### WRITTEN REQUEST:
Each line in the entries below that holds the string "type" is to be listed.

### SUPPLIED RECORDS:
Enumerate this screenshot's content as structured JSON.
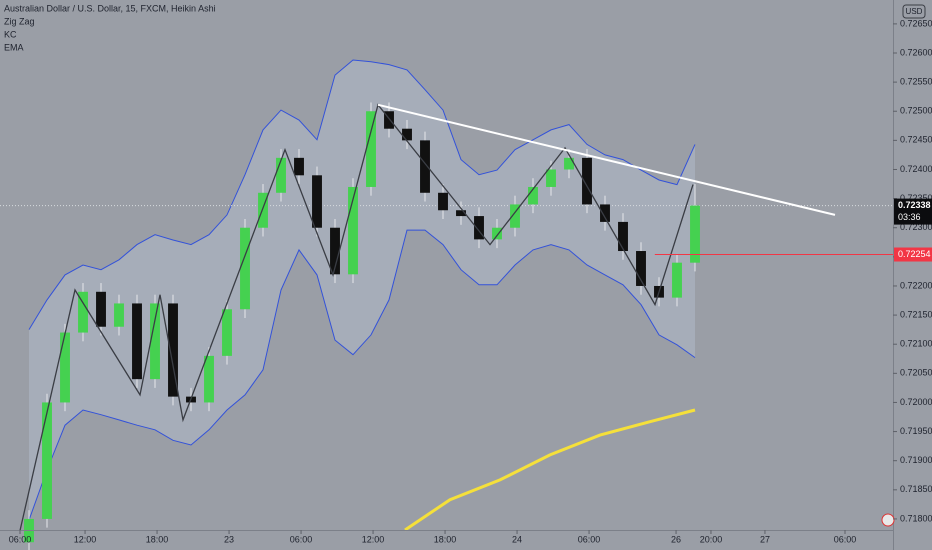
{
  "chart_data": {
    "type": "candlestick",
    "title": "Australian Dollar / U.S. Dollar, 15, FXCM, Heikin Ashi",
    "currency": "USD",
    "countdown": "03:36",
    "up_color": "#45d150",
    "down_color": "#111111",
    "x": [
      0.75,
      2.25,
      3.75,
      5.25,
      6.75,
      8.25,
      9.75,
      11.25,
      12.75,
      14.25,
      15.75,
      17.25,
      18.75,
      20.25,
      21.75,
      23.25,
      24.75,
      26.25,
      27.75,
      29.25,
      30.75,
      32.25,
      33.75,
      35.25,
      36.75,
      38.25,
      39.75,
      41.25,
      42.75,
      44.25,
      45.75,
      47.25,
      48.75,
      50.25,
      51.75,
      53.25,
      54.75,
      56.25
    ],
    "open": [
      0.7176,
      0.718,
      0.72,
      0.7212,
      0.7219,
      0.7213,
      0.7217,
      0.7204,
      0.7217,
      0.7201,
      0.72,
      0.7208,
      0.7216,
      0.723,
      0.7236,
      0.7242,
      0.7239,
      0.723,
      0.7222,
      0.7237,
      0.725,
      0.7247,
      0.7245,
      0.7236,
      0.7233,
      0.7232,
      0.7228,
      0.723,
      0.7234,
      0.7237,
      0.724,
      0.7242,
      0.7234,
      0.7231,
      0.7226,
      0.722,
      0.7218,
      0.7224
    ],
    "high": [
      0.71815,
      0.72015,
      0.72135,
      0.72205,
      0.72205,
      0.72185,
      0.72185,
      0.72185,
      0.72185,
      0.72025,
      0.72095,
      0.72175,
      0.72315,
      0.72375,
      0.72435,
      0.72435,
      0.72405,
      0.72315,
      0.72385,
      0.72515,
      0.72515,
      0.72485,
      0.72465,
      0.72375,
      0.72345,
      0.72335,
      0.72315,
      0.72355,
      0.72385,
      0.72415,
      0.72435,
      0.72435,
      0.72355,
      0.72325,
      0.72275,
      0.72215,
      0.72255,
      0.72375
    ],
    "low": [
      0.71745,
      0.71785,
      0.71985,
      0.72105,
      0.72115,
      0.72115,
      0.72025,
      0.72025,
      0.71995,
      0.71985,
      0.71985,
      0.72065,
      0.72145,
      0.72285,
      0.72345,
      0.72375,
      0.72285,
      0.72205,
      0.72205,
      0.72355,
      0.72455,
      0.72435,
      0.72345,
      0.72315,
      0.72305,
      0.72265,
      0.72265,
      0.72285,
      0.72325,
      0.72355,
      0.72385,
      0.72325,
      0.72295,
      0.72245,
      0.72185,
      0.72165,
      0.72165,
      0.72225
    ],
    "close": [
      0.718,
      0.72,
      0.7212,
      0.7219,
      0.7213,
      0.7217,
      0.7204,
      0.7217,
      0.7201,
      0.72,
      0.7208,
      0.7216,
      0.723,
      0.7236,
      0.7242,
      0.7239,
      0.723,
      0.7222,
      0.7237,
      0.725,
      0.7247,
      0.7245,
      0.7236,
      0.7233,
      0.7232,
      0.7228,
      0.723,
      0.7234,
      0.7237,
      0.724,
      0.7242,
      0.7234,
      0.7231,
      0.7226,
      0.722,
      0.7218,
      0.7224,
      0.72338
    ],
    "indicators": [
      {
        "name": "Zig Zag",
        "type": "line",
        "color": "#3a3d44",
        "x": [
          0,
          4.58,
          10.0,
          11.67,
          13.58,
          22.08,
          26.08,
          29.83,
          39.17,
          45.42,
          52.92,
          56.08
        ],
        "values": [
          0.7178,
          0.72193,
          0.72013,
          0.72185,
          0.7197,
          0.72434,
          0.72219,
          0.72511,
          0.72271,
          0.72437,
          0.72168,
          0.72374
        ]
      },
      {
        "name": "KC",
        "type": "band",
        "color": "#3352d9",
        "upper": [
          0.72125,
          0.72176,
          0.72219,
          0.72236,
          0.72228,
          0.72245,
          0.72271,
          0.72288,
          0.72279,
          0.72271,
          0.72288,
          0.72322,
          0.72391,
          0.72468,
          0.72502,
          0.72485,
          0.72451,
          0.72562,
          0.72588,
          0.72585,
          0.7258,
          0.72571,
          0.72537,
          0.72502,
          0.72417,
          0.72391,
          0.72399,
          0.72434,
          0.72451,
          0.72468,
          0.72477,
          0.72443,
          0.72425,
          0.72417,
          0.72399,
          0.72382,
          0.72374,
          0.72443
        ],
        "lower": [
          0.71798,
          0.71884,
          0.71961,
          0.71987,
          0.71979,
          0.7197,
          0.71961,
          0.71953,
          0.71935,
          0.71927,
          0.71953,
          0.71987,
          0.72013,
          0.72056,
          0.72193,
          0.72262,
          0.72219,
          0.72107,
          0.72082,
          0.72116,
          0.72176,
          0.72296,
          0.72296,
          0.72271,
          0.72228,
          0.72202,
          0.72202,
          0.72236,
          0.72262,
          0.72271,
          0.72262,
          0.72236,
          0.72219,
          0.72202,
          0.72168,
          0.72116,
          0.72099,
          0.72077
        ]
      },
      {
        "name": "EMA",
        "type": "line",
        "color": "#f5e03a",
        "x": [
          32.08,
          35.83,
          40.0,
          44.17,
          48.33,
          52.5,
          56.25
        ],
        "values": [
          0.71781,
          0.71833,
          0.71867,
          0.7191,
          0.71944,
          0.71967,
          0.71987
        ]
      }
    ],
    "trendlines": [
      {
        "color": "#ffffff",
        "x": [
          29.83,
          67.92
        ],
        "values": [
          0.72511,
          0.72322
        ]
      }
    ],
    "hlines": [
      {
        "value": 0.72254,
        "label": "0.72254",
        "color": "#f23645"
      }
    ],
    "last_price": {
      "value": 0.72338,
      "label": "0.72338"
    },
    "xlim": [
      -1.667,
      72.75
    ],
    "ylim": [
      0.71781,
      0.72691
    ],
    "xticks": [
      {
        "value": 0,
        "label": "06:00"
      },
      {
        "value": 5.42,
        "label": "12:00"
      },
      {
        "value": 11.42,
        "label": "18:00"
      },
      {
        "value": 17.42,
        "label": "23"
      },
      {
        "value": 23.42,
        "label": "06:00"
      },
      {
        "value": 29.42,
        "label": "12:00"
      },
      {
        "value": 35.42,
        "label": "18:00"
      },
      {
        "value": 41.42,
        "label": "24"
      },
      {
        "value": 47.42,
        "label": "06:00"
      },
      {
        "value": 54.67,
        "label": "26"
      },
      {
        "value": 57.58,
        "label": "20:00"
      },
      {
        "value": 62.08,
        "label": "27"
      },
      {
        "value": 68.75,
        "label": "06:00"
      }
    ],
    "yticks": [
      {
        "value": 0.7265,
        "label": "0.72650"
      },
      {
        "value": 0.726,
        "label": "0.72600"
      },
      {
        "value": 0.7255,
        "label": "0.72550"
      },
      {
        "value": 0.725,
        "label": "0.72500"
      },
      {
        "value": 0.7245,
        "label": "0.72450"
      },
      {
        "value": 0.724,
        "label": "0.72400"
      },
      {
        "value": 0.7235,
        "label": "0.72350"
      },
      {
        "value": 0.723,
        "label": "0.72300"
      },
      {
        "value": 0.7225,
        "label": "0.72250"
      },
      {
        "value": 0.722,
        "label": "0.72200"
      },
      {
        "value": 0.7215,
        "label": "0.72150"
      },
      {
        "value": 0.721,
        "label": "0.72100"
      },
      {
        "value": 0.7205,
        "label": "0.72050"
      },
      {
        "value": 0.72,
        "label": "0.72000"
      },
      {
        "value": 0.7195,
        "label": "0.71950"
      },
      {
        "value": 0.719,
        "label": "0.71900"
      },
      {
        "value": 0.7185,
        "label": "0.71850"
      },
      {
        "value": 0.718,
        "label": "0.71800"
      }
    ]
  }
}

### RESULT OF THIS TASK:
    "type": "candlestick",
        "type": "line",
        "type": "band",
        "type": "line",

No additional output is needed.